▶ Exercise objective
Could you write out the records below exactly as they appear?

"""

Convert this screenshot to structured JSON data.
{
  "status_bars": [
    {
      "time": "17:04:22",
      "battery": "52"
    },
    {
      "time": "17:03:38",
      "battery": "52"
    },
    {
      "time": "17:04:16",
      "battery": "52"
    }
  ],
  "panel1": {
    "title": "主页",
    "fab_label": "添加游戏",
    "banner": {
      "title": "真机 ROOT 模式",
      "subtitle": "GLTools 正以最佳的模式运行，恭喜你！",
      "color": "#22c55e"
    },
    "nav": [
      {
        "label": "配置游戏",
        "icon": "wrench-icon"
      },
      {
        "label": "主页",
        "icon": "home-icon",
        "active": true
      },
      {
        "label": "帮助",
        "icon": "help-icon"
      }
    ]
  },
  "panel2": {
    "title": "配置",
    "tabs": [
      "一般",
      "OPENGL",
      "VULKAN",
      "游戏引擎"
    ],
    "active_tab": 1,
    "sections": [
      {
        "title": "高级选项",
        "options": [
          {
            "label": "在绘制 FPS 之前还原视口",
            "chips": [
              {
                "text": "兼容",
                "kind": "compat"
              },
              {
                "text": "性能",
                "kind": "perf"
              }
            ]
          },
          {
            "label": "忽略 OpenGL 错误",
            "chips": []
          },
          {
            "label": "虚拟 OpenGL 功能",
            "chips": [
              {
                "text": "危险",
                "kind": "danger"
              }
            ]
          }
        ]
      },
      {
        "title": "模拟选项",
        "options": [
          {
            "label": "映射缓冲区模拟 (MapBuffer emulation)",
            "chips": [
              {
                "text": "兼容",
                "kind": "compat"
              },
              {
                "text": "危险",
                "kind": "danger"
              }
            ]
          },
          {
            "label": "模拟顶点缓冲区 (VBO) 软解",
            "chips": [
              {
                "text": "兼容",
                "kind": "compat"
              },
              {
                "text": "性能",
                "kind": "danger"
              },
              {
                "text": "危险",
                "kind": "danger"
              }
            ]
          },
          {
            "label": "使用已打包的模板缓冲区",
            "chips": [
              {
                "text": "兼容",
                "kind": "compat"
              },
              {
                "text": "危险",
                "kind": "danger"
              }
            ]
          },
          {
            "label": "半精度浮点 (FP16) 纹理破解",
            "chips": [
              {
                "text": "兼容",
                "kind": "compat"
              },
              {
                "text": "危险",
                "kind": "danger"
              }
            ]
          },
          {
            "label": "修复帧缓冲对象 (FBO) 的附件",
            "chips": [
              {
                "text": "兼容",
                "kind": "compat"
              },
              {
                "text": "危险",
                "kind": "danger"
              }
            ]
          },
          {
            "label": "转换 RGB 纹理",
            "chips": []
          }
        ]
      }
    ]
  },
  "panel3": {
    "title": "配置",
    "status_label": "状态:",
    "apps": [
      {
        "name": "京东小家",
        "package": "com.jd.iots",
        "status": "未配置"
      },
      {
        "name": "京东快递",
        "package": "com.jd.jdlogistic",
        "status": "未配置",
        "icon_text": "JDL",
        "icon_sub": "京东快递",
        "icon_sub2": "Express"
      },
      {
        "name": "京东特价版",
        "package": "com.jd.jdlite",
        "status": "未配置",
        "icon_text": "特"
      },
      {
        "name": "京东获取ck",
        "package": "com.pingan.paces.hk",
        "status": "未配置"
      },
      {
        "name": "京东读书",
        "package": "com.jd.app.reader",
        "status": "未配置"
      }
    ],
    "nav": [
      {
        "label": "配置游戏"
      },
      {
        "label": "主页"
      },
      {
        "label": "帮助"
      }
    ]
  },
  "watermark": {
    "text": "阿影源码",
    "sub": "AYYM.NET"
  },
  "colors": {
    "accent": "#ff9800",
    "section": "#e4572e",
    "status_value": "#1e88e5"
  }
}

"""

▶ The result
Convert this screenshot to structured JSON data.
{
  "status_bars": [
    {
      "time": "17:04:22",
      "battery": "52"
    },
    {
      "time": "17:03:38",
      "battery": "52"
    },
    {
      "time": "17:04:16",
      "battery": "52"
    }
  ],
  "panel1": {
    "title": "主页",
    "fab_label": "添加游戏",
    "banner": {
      "title": "真机 ROOT 模式",
      "subtitle": "GLTools 正以最佳的模式运行，恭喜你！",
      "color": "#22c55e"
    },
    "nav": [
      {
        "label": "配置游戏",
        "icon": "wrench-icon"
      },
      {
        "label": "主页",
        "icon": "home-icon",
        "active": true
      },
      {
        "label": "帮助",
        "icon": "help-icon"
      }
    ]
  },
  "panel2": {
    "title": "配置",
    "tabs": [
      "一般",
      "OPENGL",
      "VULKAN",
      "游戏引擎"
    ],
    "active_tab": 1,
    "sections": [
      {
        "title": "高级选项",
        "options": [
          {
            "label": "在绘制 FPS 之前还原视口",
            "chips": [
              {
                "text": "兼容",
                "kind": "compat"
              },
              {
                "text": "性能",
                "kind": "perf"
              }
            ]
          },
          {
            "label": "忽略 OpenGL 错误",
            "chips": []
          },
          {
            "label": "虚拟 OpenGL 功能",
            "chips": [
              {
                "text": "危险",
                "kind": "danger"
              }
            ]
          }
        ]
      },
      {
        "title": "模拟选项",
        "options": [
          {
            "label": "映射缓冲区模拟 (MapBuffer emulation)",
            "chips": [
              {
                "text": "兼容",
                "kind": "compat"
              },
              {
                "text": "危险",
                "kind": "danger"
              }
            ]
          },
          {
            "label": "模拟顶点缓冲区 (VBO) 软解",
            "chips": [
              {
                "text": "兼容",
                "kind": "compat"
              },
              {
                "text": "性能",
                "kind": "danger"
              },
              {
                "text": "危险",
                "kind": "danger"
              }
            ]
          },
          {
            "label": "使用已打包的模板缓冲区",
            "chips": [
              {
                "text": "兼容",
                "kind": "compat"
              },
              {
                "text": "危险",
                "kind": "danger"
              }
            ]
          },
          {
            "label": "半精度浮点 (FP16) 纹理破解",
            "chips": [
              {
                "text": "兼容",
                "kind": "compat"
              },
              {
                "text": "危险",
                "kind": "danger"
              }
            ]
          },
          {
            "label": "修复帧缓冲对象 (FBO) 的附件",
            "chips": [
              {
                "text": "兼容",
                "kind": "compat"
              },
              {
                "text": "危险",
                "kind": "danger"
              }
            ]
          },
          {
            "label": "转换 RGB 纹理",
            "chips": []
          }
        ]
      }
    ]
  },
  "panel3": {
    "title": "配置",
    "status_label": "状态:",
    "apps": [
      {
        "name": "京东小家",
        "package": "com.jd.iots",
        "status": "未配置"
      },
      {
        "name": "京东快递",
        "package": "com.jd.jdlogistic",
        "status": "未配置",
        "icon_text": "JDL",
        "icon_sub": "京东快递",
        "icon_sub2": "Express"
      },
      {
        "name": "京东特价版",
        "package": "com.jd.jdlite",
        "status": "未配置",
        "icon_text": "特"
      },
      {
        "name": "京东获取ck",
        "package": "com.pingan.paces.hk",
        "status": "未配置"
      },
      {
        "name": "京东读书",
        "package": "com.jd.app.reader",
        "status": "未配置"
      }
    ],
    "nav": [
      {
        "label": "配置游戏"
      },
      {
        "label": "主页"
      },
      {
        "label": "帮助"
      }
    ]
  },
  "watermark": {
    "text": "阿影源码",
    "sub": "AYYM.NET"
  },
  "colors": {
    "accent": "#ff9800",
    "section": "#e4572e",
    "status_value": "#1e88e5"
  }
}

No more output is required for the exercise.